Exercise description >> Extract each line of the material that follows exactly and omit its pictures.

Source records >>

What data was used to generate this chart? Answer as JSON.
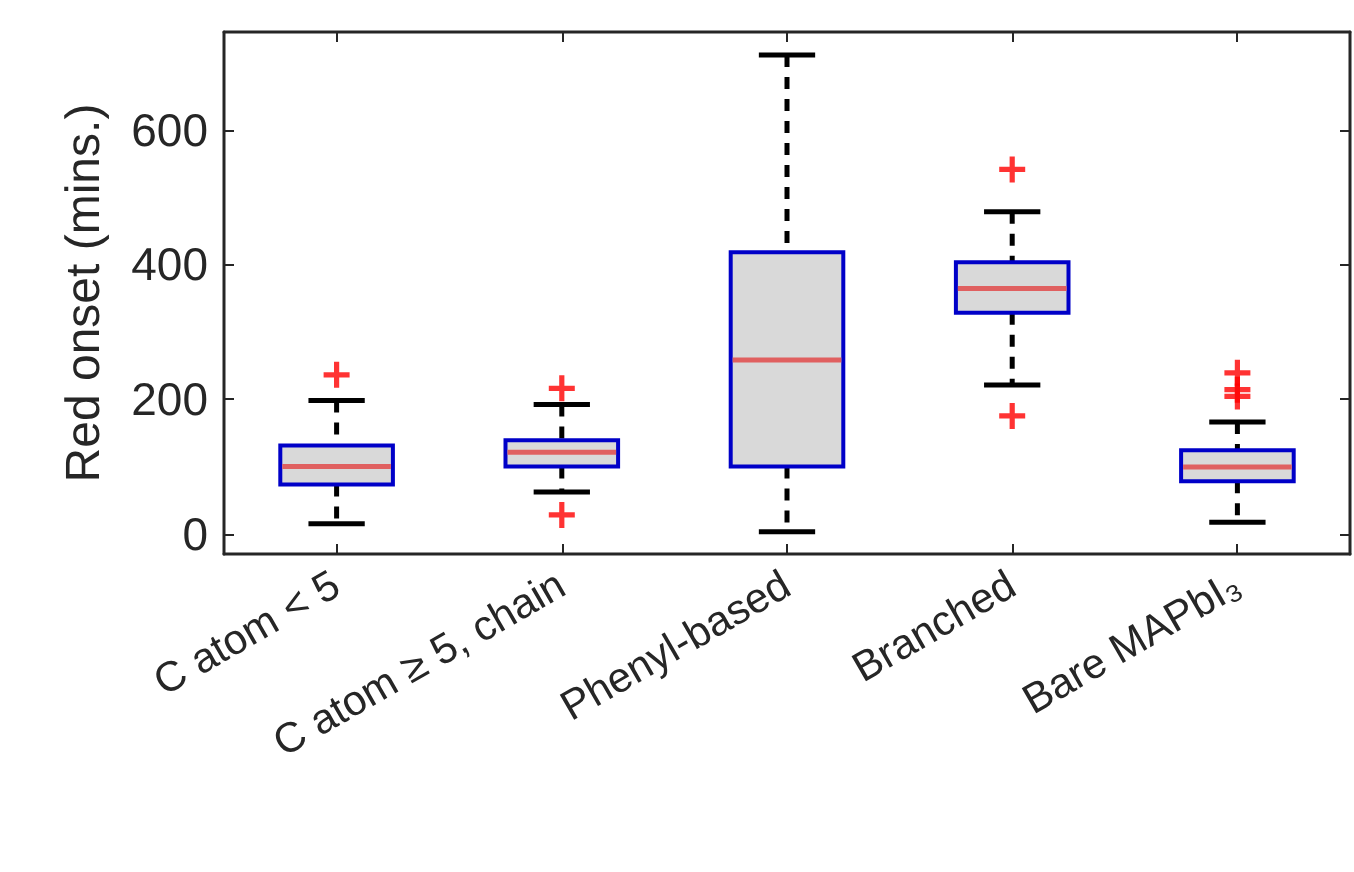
{
  "chart_data": {
    "type": "box",
    "ylabel": "Red onset (mins.)",
    "categories": [
      "C atom < 5",
      "C atom ≥ 5, chain",
      "Phenyl-based",
      "Branched",
      "Bare MAPbI₃"
    ],
    "boxes": [
      {
        "low": 15,
        "q1": 73,
        "median": 100,
        "q3": 131,
        "high": 198,
        "outliers": [
          236
        ]
      },
      {
        "low": 62,
        "q1": 100,
        "median": 121,
        "q3": 139,
        "high": 192,
        "outliers": [
          216,
          28
        ]
      },
      {
        "low": 3,
        "q1": 100,
        "median": 258,
        "q3": 418,
        "high": 711
      },
      {
        "low": 221,
        "q1": 328,
        "median": 364,
        "q3": 403,
        "high": 478,
        "outliers": [
          541,
          175
        ]
      },
      {
        "low": 17,
        "q1": 78,
        "median": 99,
        "q3": 124,
        "high": 166,
        "outliers": [
          239,
          214,
          204
        ]
      }
    ],
    "color": "#d9d9d9",
    "ylim": [
      -30,
      745
    ],
    "yticks": [
      0,
      200,
      400,
      600
    ],
    "grid": false,
    "marker": "cross",
    "line_style": "dashed"
  }
}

Response below >>
What data was used to generate this chart? Answer as JSON.
{
  "chart_data": {
    "type": "box",
    "ylabel": "Red onset (mins.)",
    "categories": [
      "C atom < 5",
      "C atom ≥ 5, chain",
      "Phenyl-based",
      "Branched",
      "Bare MAPbI₃"
    ],
    "boxes": [
      {
        "low": 15,
        "q1": 73,
        "median": 100,
        "q3": 131,
        "high": 198,
        "outliers": [
          236
        ]
      },
      {
        "low": 62,
        "q1": 100,
        "median": 121,
        "q3": 139,
        "high": 192,
        "outliers": [
          216,
          28
        ]
      },
      {
        "low": 3,
        "q1": 100,
        "median": 258,
        "q3": 418,
        "high": 711
      },
      {
        "low": 221,
        "q1": 328,
        "median": 364,
        "q3": 403,
        "high": 478,
        "outliers": [
          541,
          175
        ]
      },
      {
        "low": 17,
        "q1": 78,
        "median": 99,
        "q3": 124,
        "high": 166,
        "outliers": [
          239,
          214,
          204
        ]
      }
    ],
    "color": "#d9d9d9",
    "ylim": [
      -30,
      745
    ],
    "yticks": [
      0,
      200,
      400,
      600
    ],
    "grid": false,
    "marker": "cross",
    "line_style": "dashed"
  }
}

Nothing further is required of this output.